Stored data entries
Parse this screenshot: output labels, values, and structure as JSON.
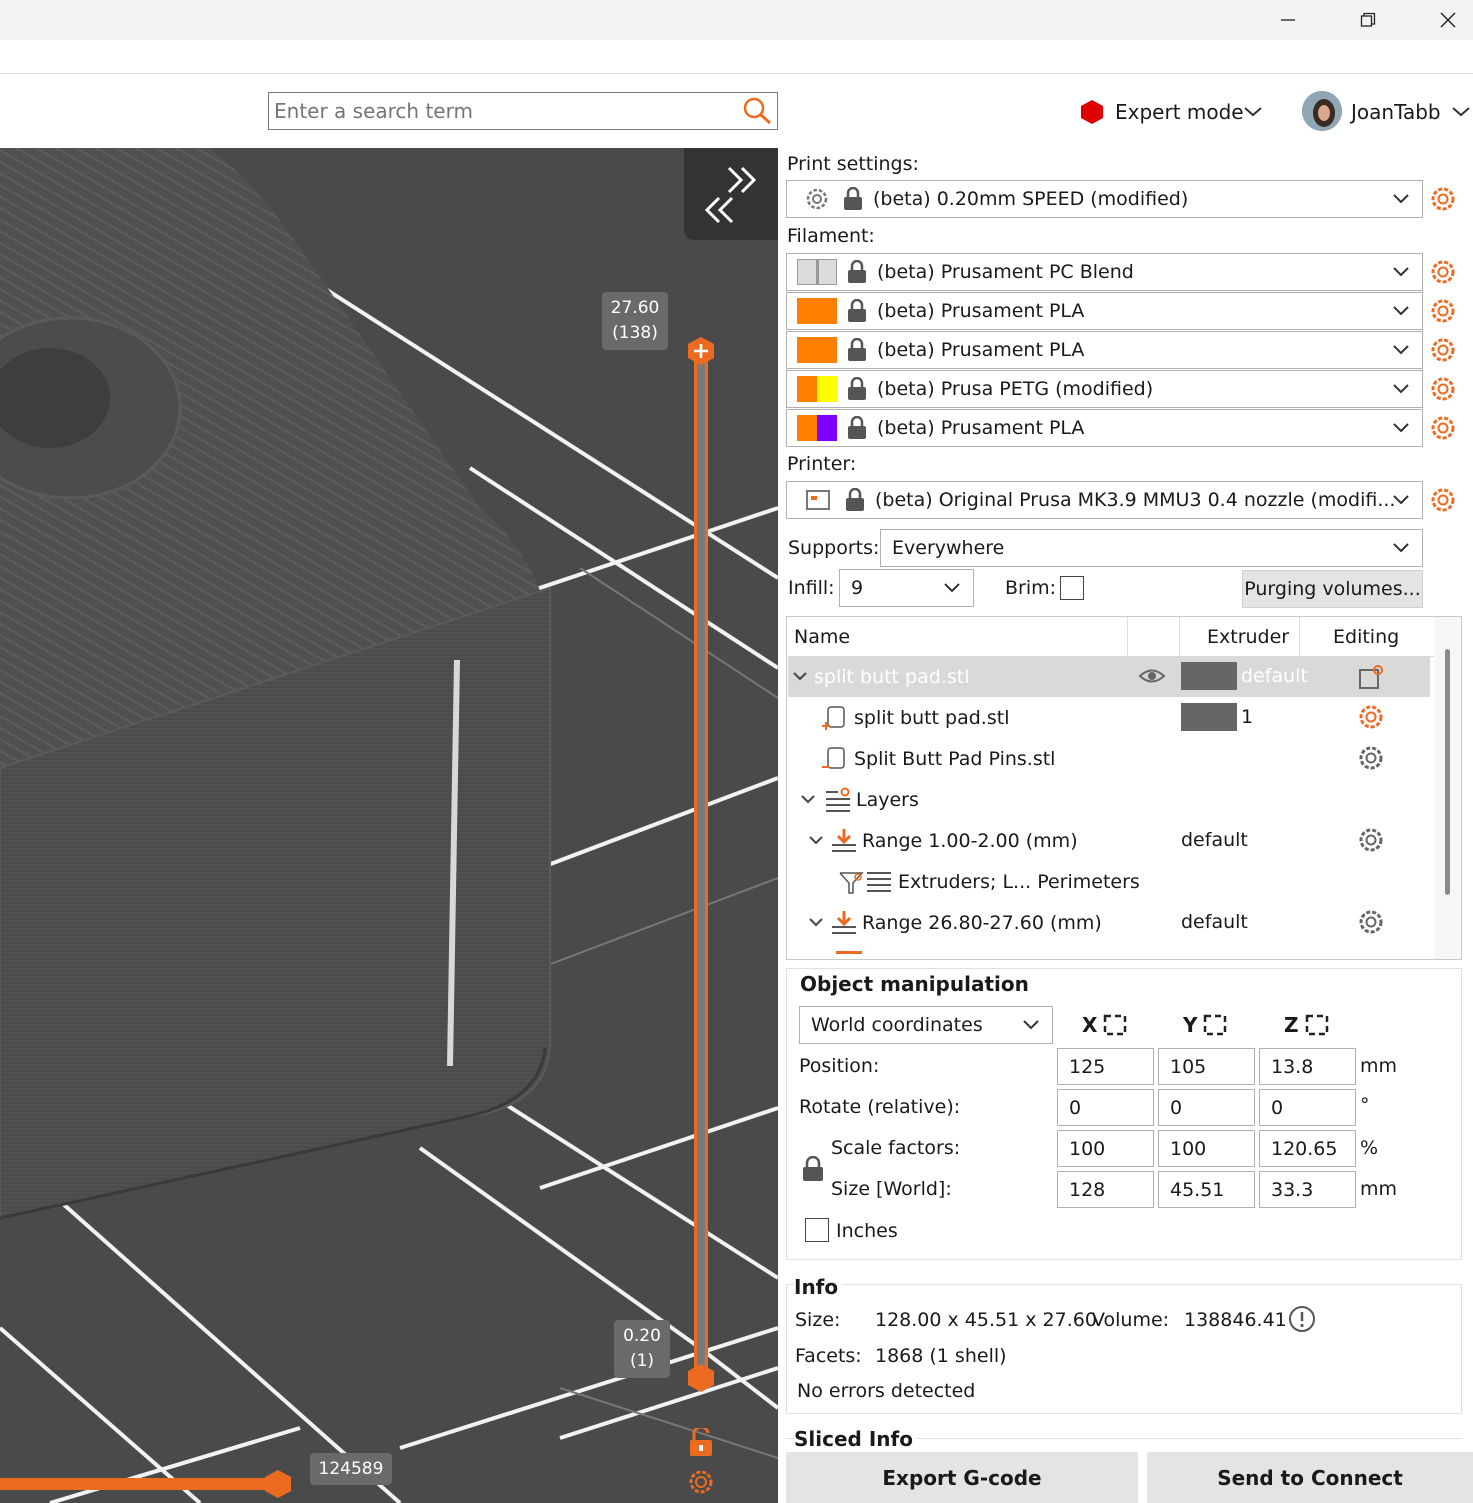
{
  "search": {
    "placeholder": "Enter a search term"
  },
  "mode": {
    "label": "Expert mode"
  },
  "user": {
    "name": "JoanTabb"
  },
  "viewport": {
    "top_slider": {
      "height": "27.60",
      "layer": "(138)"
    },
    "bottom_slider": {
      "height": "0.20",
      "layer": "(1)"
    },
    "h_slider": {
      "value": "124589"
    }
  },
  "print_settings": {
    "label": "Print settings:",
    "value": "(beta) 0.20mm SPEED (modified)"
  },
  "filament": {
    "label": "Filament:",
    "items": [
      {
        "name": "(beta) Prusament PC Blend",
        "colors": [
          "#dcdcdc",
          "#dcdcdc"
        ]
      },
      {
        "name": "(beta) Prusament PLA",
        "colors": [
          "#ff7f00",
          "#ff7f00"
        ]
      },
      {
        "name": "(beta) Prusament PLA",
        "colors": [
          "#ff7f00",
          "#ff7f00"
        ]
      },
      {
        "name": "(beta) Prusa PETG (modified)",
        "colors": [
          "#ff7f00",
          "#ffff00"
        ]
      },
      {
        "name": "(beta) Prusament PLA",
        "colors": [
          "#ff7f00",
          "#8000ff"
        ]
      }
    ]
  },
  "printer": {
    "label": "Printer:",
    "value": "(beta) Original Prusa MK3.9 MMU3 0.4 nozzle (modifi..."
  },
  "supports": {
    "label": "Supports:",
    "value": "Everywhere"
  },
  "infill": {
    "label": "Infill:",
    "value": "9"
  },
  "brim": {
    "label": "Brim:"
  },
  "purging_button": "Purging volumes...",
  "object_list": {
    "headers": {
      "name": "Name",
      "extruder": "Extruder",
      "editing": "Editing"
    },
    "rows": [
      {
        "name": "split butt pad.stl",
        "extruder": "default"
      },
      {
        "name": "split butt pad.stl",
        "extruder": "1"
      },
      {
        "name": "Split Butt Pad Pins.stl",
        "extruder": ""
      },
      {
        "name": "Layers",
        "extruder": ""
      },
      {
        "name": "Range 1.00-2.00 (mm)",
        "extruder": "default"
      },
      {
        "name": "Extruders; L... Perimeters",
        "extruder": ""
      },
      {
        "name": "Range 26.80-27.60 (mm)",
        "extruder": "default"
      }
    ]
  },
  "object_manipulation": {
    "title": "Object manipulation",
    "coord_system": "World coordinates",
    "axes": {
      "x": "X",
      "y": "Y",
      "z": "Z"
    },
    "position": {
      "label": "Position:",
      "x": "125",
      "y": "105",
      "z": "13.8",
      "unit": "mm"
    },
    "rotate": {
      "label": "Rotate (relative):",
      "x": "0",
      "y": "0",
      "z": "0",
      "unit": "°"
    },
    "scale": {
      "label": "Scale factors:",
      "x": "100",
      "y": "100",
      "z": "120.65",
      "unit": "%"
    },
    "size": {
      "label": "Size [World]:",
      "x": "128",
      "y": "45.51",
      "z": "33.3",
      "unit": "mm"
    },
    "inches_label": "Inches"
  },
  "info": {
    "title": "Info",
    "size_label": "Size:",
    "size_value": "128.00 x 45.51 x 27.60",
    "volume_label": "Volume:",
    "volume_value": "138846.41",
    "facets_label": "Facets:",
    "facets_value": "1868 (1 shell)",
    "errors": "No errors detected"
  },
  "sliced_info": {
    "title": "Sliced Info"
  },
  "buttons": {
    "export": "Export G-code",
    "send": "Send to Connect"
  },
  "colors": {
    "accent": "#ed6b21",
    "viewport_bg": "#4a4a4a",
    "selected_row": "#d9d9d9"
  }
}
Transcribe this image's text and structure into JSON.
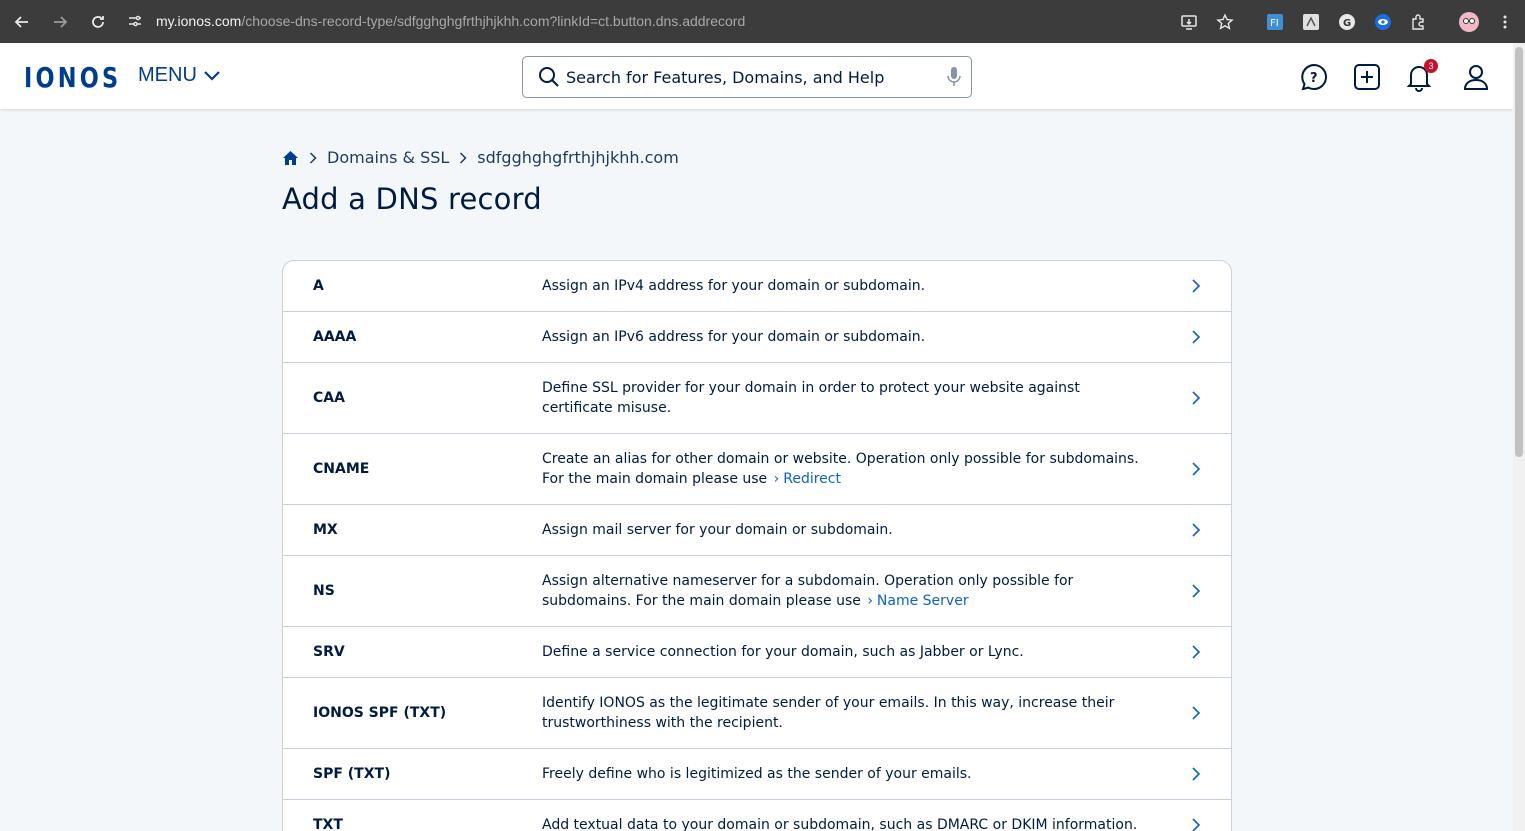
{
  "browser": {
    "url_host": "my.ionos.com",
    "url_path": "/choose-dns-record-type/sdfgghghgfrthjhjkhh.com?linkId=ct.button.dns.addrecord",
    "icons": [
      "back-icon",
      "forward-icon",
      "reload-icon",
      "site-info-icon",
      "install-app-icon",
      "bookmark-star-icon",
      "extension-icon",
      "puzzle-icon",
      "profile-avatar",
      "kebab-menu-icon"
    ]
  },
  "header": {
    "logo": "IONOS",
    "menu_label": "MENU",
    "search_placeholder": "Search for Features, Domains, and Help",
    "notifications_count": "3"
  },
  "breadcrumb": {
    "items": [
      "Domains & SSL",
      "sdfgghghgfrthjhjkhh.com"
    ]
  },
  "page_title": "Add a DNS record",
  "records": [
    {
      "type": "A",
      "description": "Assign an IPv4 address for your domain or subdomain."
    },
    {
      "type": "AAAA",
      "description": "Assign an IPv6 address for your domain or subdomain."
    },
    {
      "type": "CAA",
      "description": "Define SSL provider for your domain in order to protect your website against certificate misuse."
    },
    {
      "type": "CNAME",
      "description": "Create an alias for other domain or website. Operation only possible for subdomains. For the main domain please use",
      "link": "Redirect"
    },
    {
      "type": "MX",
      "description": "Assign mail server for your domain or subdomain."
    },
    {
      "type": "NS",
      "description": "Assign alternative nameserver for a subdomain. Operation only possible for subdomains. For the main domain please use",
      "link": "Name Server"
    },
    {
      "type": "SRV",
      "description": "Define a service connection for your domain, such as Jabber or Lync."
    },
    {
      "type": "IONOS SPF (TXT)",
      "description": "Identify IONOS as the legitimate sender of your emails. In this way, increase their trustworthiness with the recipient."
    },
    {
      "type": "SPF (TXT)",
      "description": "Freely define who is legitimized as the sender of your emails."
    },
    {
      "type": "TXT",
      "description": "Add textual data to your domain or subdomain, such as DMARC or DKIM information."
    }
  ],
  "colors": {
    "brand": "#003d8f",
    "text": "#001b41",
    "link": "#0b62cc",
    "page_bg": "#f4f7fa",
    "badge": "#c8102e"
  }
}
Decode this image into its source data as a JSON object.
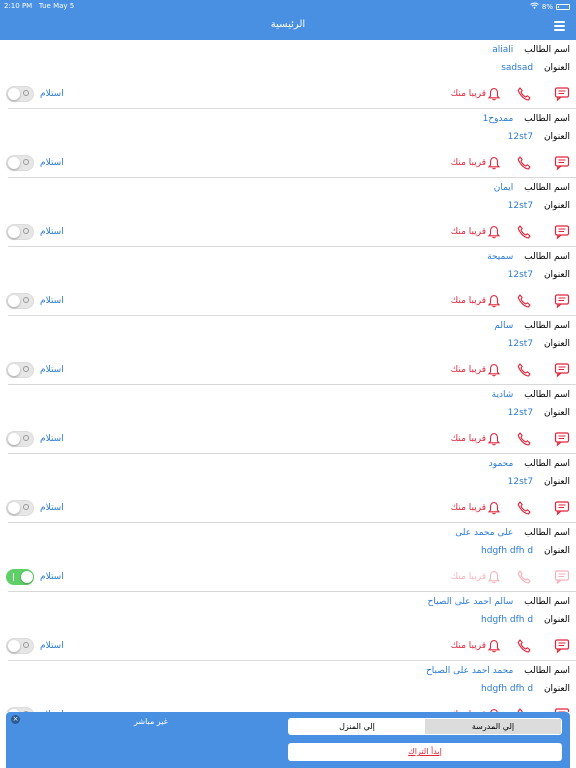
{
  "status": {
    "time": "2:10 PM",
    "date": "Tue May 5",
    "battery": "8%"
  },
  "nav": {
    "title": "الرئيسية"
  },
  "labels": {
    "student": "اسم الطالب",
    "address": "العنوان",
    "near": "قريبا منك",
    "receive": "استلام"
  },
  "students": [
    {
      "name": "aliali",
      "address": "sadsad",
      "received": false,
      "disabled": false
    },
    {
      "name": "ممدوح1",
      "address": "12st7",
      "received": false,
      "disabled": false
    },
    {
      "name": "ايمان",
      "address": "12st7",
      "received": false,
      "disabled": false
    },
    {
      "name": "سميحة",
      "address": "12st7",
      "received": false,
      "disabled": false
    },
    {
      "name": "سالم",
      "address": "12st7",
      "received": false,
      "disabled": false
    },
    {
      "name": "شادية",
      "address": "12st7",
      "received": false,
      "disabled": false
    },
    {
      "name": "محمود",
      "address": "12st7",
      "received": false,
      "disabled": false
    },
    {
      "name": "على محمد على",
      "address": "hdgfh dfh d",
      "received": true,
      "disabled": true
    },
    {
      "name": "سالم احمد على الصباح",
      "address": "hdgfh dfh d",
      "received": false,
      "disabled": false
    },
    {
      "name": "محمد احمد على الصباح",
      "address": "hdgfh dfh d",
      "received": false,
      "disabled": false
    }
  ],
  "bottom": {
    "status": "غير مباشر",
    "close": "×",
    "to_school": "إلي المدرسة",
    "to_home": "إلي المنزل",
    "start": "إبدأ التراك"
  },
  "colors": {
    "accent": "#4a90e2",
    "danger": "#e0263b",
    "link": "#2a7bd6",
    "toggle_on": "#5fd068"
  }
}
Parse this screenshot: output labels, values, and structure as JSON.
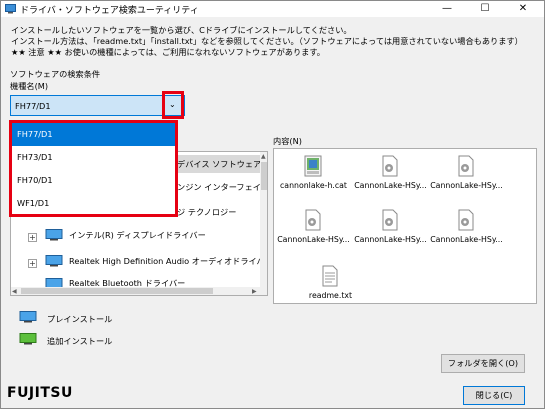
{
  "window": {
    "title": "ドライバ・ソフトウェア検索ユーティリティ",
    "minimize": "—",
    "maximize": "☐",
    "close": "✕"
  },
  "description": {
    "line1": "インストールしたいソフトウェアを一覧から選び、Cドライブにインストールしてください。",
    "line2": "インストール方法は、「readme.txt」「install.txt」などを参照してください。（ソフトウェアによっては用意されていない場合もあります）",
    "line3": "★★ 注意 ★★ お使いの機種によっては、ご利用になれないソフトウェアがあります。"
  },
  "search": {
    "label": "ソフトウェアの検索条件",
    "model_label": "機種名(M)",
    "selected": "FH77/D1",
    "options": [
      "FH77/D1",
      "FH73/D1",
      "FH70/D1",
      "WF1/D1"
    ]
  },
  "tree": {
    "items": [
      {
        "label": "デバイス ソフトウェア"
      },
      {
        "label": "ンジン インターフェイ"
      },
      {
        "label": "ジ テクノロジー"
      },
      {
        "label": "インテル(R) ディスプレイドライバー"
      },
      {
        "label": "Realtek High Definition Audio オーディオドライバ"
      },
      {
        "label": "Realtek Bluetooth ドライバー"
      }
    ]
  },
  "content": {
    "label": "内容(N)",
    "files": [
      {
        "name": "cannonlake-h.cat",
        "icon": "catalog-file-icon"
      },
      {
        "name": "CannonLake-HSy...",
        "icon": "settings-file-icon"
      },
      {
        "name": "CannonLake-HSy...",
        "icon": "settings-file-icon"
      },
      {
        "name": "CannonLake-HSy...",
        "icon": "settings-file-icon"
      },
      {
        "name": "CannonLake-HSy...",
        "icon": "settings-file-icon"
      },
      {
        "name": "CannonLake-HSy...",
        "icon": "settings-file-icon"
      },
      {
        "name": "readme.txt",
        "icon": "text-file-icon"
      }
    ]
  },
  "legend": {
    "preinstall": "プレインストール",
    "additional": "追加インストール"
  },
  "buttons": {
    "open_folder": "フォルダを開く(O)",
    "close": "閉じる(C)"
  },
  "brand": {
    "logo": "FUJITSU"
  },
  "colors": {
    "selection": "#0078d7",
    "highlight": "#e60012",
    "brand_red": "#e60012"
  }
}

**Task to carry out:** Work out the number of lines in this listing that include the word "beta". Reply with that number only.

**Result:** 7